Omit the pictures from the entries below and retype everything else exactly.
::: Dataset :::
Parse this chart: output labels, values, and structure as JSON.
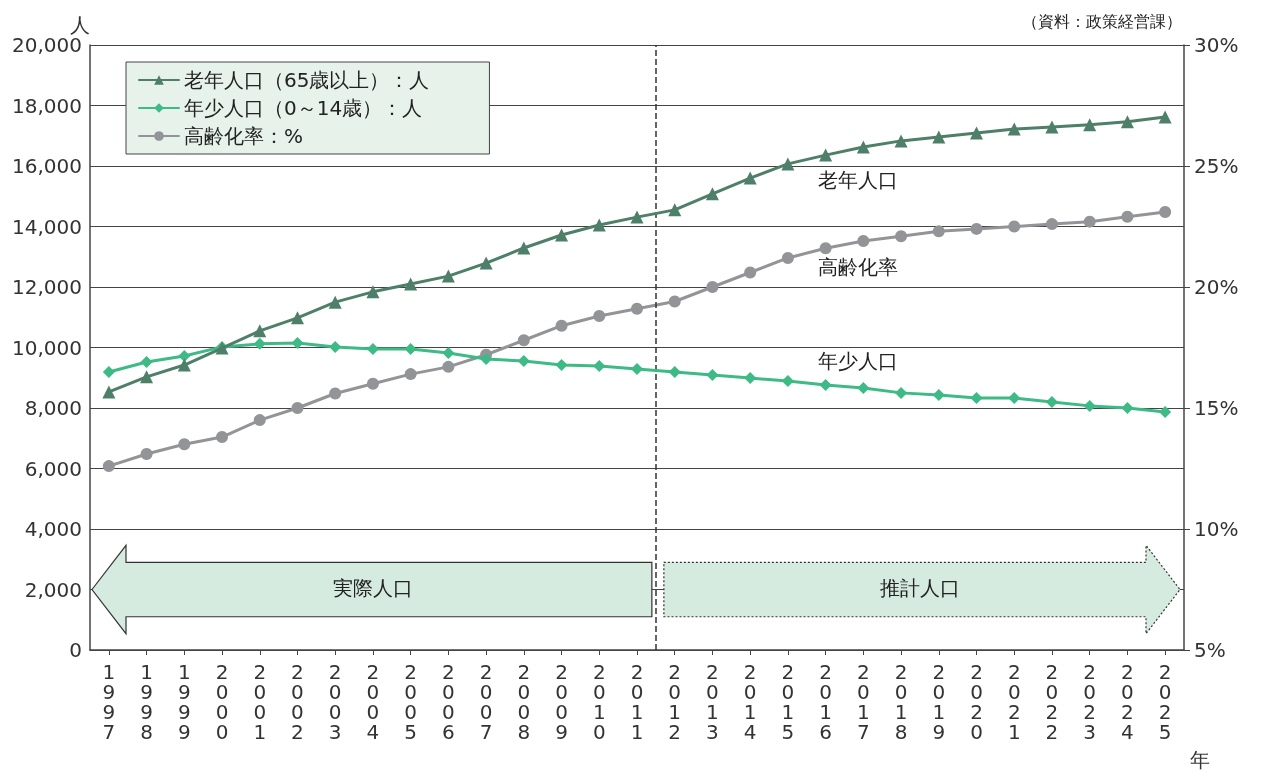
{
  "chart_data": {
    "type": "line",
    "ylabel": "人",
    "xlabel": "年",
    "x": [
      1997,
      1998,
      1999,
      2000,
      2001,
      2002,
      2003,
      2004,
      2005,
      2006,
      2007,
      2008,
      2009,
      2010,
      2011,
      2012,
      2013,
      2014,
      2015,
      2016,
      2017,
      2018,
      2019,
      2020,
      2021,
      2022,
      2023,
      2024,
      2025
    ],
    "xlim": [
      1996.5,
      2025.5
    ],
    "xticks": [
      1997,
      1998,
      1999,
      2000,
      2001,
      2002,
      2003,
      2004,
      2005,
      2006,
      2007,
      2008,
      2009,
      2010,
      2011,
      2012,
      2013,
      2014,
      2015,
      2016,
      2017,
      2018,
      2019,
      2020,
      2021,
      2022,
      2023,
      2024,
      2025
    ],
    "ylim": [
      0,
      20000
    ],
    "yticks": [
      {
        "value": 0,
        "label": "0"
      },
      {
        "value": 2000,
        "label": "2,000"
      },
      {
        "value": 4000,
        "label": "4,000"
      },
      {
        "value": 6000,
        "label": "6,000"
      },
      {
        "value": 8000,
        "label": "8,000"
      },
      {
        "value": 10000,
        "label": "10,000"
      },
      {
        "value": 12000,
        "label": "12,000"
      },
      {
        "value": 14000,
        "label": "14,000"
      },
      {
        "value": 16000,
        "label": "16,000"
      },
      {
        "value": 18000,
        "label": "18,000"
      },
      {
        "value": 20000,
        "label": "20,000"
      }
    ],
    "y2lim": [
      5,
      30
    ],
    "y2ticks": [
      {
        "value": 5,
        "label": "5%"
      },
      {
        "value": 10,
        "label": "10%"
      },
      {
        "value": 15,
        "label": "15%"
      },
      {
        "value": 20,
        "label": "20%"
      },
      {
        "value": 25,
        "label": "25%"
      },
      {
        "value": 30,
        "label": "30%"
      }
    ],
    "series": [
      {
        "name": "老年人口（65歳以上）：人",
        "color": "#4e7f68",
        "marker": "triangle",
        "values": [
          8530,
          9030,
          9420,
          9980,
          10550,
          10980,
          11500,
          11840,
          12100,
          12360,
          12790,
          13290,
          13720,
          14050,
          14310,
          14550,
          15080,
          15600,
          16070,
          16360,
          16630,
          16830,
          16960,
          17090,
          17220,
          17290,
          17360,
          17460,
          17620
        ]
      },
      {
        "name": "年少人口（0～14歳）：人",
        "color": "#3dba86",
        "marker": "diamond",
        "values": [
          9190,
          9520,
          9720,
          10020,
          10120,
          10150,
          10020,
          9950,
          9950,
          9820,
          9620,
          9550,
          9420,
          9390,
          9290,
          9190,
          9090,
          8990,
          8890,
          8760,
          8660,
          8500,
          8430,
          8330,
          8330,
          8200,
          8070,
          8000,
          7870
        ]
      },
      {
        "name": "高齢化率：%",
        "color": "#939498",
        "marker": "circle",
        "axis": "y2",
        "values": [
          12.6,
          13.1,
          13.5,
          13.8,
          14.5,
          15.0,
          15.6,
          16.0,
          16.4,
          16.7,
          17.2,
          17.8,
          18.4,
          18.8,
          19.1,
          19.4,
          20.0,
          20.6,
          21.2,
          21.6,
          21.9,
          22.1,
          22.3,
          22.4,
          22.5,
          22.6,
          22.7,
          22.9,
          23.1
        ]
      }
    ],
    "annotations": [
      "（資料：政策経営課）",
      "老年人口",
      "高齢化率",
      "年少人口",
      "実際人口",
      "推計人口"
    ],
    "ref_lines": [
      {
        "axis": "x",
        "value": 2011.5,
        "color": "#333333",
        "line_style": "dashed"
      }
    ],
    "grid": "y",
    "legend": "top left",
    "line_style": "solid"
  }
}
:::
◆ Answer below ◆
Parse this chart: output labels, values, and structure as JSON.
{
  "chart_data": {
    "type": "line",
    "ylabel": "人",
    "xlabel": "年",
    "x": [
      1997,
      1998,
      1999,
      2000,
      2001,
      2002,
      2003,
      2004,
      2005,
      2006,
      2007,
      2008,
      2009,
      2010,
      2011,
      2012,
      2013,
      2014,
      2015,
      2016,
      2017,
      2018,
      2019,
      2020,
      2021,
      2022,
      2023,
      2024,
      2025
    ],
    "xlim": [
      1996.5,
      2025.5
    ],
    "xticks": [
      1997,
      1998,
      1999,
      2000,
      2001,
      2002,
      2003,
      2004,
      2005,
      2006,
      2007,
      2008,
      2009,
      2010,
      2011,
      2012,
      2013,
      2014,
      2015,
      2016,
      2017,
      2018,
      2019,
      2020,
      2021,
      2022,
      2023,
      2024,
      2025
    ],
    "ylim": [
      0,
      20000
    ],
    "yticks": [
      {
        "value": 0,
        "label": "0"
      },
      {
        "value": 2000,
        "label": "2,000"
      },
      {
        "value": 4000,
        "label": "4,000"
      },
      {
        "value": 6000,
        "label": "6,000"
      },
      {
        "value": 8000,
        "label": "8,000"
      },
      {
        "value": 10000,
        "label": "10,000"
      },
      {
        "value": 12000,
        "label": "12,000"
      },
      {
        "value": 14000,
        "label": "14,000"
      },
      {
        "value": 16000,
        "label": "16,000"
      },
      {
        "value": 18000,
        "label": "18,000"
      },
      {
        "value": 20000,
        "label": "20,000"
      }
    ],
    "y2lim": [
      5,
      30
    ],
    "y2ticks": [
      {
        "value": 5,
        "label": "5%"
      },
      {
        "value": 10,
        "label": "10%"
      },
      {
        "value": 15,
        "label": "15%"
      },
      {
        "value": 20,
        "label": "20%"
      },
      {
        "value": 25,
        "label": "25%"
      },
      {
        "value": 30,
        "label": "30%"
      }
    ],
    "series": [
      {
        "name": "老年人口（65歳以上）：人",
        "color": "#4e7f68",
        "marker": "triangle",
        "values": [
          8530,
          9030,
          9420,
          9980,
          10550,
          10980,
          11500,
          11840,
          12100,
          12360,
          12790,
          13290,
          13720,
          14050,
          14310,
          14550,
          15080,
          15600,
          16070,
          16360,
          16630,
          16830,
          16960,
          17090,
          17220,
          17290,
          17360,
          17460,
          17620
        ]
      },
      {
        "name": "年少人口（0～14歳）：人",
        "color": "#3dba86",
        "marker": "diamond",
        "values": [
          9190,
          9520,
          9720,
          10020,
          10120,
          10150,
          10020,
          9950,
          9950,
          9820,
          9620,
          9550,
          9420,
          9390,
          9290,
          9190,
          9090,
          8990,
          8890,
          8760,
          8660,
          8500,
          8430,
          8330,
          8330,
          8200,
          8070,
          8000,
          7870
        ]
      },
      {
        "name": "高齢化率：%",
        "color": "#939498",
        "marker": "circle",
        "axis": "y2",
        "values": [
          12.6,
          13.1,
          13.5,
          13.8,
          14.5,
          15.0,
          15.6,
          16.0,
          16.4,
          16.7,
          17.2,
          17.8,
          18.4,
          18.8,
          19.1,
          19.4,
          20.0,
          20.6,
          21.2,
          21.6,
          21.9,
          22.1,
          22.3,
          22.4,
          22.5,
          22.6,
          22.7,
          22.9,
          23.1
        ]
      }
    ],
    "annotations": [
      "（資料：政策経営課）",
      "老年人口",
      "高齢化率",
      "年少人口",
      "実際人口",
      "推計人口"
    ],
    "ref_lines": [
      {
        "axis": "x",
        "value": 2011.5,
        "color": "#333333",
        "line_style": "dashed"
      }
    ],
    "grid": "y",
    "legend": "top left",
    "line_style": "solid"
  }
}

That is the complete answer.